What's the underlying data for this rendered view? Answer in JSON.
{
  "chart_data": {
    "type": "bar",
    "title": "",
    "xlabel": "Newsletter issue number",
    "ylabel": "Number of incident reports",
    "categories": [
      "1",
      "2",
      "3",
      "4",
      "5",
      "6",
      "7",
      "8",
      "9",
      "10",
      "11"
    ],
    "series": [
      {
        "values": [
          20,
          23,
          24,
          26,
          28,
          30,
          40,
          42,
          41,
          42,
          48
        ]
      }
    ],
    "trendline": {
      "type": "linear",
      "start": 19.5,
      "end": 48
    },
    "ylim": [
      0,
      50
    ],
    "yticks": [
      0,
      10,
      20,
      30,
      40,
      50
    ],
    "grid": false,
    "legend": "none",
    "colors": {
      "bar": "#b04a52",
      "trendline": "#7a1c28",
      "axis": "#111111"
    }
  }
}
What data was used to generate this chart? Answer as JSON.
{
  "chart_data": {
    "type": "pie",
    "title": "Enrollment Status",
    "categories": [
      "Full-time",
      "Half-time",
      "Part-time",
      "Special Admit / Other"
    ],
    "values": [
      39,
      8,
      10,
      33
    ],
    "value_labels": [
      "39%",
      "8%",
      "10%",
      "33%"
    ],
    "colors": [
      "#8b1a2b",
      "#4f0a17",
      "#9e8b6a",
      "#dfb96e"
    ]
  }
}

==========

WRITTEN REQUEST: Find the lines containing "this" and list every one of them.

FINISHED EXERCISE:
What's the underlying data for this rendered view? Answer in JSON.
What data was used to generate this chart? Answer as JSON.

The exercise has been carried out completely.